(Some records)

##########

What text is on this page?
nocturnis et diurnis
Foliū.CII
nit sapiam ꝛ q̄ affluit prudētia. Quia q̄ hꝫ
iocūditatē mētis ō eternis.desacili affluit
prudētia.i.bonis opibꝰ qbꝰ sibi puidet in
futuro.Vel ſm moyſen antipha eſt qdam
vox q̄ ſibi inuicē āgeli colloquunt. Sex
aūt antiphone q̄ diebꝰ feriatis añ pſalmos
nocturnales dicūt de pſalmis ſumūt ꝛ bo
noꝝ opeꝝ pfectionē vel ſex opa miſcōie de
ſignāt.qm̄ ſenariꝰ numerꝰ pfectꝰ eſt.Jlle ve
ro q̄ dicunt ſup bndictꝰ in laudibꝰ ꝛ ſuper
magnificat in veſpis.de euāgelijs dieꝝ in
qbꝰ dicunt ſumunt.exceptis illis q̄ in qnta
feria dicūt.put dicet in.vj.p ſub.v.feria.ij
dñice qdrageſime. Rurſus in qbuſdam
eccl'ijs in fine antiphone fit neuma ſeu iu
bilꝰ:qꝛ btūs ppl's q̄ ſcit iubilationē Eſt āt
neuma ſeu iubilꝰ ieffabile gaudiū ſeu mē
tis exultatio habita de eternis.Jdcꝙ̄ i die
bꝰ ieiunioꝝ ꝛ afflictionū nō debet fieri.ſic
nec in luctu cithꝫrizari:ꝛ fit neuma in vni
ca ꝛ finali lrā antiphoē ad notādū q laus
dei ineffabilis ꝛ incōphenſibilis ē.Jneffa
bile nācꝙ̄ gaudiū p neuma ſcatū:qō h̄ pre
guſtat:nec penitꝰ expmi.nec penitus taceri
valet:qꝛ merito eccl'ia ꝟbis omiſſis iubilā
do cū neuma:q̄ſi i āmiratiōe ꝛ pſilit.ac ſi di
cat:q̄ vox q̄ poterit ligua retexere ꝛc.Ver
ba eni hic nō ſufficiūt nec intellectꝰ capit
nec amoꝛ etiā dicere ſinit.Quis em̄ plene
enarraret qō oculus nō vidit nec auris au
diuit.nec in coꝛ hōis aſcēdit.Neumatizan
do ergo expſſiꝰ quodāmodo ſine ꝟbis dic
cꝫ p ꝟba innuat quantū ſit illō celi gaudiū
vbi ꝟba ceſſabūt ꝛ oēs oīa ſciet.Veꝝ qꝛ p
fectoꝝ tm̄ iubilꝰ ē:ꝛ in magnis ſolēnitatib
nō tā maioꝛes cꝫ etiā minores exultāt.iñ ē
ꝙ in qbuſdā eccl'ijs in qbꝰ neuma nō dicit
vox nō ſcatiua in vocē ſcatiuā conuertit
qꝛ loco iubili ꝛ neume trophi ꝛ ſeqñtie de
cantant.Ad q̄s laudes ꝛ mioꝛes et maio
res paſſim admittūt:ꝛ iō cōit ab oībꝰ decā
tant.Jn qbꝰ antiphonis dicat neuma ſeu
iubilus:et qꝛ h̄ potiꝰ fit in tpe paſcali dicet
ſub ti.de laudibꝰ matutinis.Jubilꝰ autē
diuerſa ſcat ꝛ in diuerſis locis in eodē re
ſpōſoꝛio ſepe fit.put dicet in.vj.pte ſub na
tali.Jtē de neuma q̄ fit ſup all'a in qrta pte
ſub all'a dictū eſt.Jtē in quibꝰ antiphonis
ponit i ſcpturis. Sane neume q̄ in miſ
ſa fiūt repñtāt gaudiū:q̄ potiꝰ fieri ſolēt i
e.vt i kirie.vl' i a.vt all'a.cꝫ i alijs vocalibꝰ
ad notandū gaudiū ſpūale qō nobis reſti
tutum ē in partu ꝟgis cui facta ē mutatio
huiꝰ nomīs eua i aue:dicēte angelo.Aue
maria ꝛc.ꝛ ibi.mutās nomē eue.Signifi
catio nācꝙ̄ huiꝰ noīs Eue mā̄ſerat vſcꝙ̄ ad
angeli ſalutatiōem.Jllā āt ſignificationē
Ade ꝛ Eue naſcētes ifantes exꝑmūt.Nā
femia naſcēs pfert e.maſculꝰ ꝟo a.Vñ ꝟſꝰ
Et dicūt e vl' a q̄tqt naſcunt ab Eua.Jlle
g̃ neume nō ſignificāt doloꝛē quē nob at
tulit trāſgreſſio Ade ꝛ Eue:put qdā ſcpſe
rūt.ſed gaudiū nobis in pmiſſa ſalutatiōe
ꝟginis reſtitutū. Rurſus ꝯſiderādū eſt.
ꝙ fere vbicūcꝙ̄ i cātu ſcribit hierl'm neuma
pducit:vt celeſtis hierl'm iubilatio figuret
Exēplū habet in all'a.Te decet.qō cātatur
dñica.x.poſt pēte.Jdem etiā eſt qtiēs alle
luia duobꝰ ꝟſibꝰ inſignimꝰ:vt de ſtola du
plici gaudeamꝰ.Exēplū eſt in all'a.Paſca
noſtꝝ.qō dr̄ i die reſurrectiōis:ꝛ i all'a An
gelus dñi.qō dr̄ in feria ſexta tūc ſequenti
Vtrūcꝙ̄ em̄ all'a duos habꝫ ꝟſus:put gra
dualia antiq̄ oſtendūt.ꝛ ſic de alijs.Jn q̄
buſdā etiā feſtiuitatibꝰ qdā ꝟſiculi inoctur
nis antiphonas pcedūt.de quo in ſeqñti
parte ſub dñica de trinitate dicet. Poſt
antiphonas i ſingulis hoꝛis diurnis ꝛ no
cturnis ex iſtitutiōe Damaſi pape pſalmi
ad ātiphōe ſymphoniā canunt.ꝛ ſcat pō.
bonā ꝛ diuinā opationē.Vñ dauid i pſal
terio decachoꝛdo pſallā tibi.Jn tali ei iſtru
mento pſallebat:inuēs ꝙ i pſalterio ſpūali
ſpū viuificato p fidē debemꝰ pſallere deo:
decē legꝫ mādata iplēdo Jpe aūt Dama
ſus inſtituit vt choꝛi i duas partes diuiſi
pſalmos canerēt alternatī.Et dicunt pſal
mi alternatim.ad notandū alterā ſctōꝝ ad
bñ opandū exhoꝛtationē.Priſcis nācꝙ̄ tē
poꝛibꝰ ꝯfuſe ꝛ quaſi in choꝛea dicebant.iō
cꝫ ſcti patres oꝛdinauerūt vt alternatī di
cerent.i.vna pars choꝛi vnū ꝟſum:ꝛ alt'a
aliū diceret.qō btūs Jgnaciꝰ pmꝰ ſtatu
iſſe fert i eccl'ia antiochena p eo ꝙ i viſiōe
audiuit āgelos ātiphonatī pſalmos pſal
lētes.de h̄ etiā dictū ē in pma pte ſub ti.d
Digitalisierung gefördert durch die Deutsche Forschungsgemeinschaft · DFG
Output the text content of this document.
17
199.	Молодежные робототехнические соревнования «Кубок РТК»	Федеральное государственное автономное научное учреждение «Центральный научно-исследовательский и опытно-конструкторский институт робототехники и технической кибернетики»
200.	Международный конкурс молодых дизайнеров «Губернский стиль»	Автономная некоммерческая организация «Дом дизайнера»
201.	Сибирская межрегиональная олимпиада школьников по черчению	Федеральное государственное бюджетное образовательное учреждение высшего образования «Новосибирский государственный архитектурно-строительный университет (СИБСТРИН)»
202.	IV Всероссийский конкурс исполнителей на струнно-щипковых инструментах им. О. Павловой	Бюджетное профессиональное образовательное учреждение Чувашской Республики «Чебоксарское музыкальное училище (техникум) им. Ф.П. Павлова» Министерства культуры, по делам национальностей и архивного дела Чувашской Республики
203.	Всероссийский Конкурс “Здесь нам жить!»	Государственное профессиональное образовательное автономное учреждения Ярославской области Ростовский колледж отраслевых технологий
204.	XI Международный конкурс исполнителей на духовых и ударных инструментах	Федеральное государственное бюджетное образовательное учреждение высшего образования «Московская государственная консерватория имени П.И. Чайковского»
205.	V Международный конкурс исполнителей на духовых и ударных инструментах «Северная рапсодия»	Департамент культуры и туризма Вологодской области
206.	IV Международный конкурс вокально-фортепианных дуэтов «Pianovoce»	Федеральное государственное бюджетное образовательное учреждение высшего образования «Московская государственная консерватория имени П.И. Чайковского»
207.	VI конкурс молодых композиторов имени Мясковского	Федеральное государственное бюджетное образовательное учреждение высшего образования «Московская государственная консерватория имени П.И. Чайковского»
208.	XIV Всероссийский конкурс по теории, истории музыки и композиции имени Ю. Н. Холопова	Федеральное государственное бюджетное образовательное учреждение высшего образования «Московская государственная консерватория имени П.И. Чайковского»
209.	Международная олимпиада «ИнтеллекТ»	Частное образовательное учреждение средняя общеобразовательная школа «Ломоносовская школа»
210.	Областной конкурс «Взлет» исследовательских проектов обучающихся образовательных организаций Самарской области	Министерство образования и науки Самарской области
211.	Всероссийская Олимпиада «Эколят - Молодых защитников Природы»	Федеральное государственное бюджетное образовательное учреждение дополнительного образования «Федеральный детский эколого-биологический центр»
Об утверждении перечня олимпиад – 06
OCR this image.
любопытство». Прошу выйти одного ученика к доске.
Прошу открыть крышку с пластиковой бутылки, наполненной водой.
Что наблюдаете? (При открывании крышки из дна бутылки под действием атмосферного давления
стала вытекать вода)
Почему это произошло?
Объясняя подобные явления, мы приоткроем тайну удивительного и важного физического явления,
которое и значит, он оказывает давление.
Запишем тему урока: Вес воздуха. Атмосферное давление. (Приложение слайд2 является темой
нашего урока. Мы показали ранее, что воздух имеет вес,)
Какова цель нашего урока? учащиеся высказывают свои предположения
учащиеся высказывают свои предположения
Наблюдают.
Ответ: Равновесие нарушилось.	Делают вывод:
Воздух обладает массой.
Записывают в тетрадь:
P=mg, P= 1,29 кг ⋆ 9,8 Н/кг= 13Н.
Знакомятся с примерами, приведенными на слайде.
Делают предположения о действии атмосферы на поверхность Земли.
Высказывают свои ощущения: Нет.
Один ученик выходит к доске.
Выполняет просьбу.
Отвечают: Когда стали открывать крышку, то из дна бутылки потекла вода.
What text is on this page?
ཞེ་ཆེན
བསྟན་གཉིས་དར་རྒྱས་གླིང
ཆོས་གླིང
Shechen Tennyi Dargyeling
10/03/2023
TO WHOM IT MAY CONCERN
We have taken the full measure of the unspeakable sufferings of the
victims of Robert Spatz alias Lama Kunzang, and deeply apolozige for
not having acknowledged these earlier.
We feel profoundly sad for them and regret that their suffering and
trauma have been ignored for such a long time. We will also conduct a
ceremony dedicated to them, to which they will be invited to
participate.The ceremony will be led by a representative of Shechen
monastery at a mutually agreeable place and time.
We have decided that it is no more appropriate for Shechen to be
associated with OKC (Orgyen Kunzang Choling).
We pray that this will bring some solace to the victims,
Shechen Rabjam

##########

» Description of the task: Copy out every line of the data that includes the word "крышку".

» Expected answer:
Прошу открыть крышку с пластиковой бутылки, наполненной водой.
Отвечают: Когда стали открывать крышку, то из дна бутылки потекла вода.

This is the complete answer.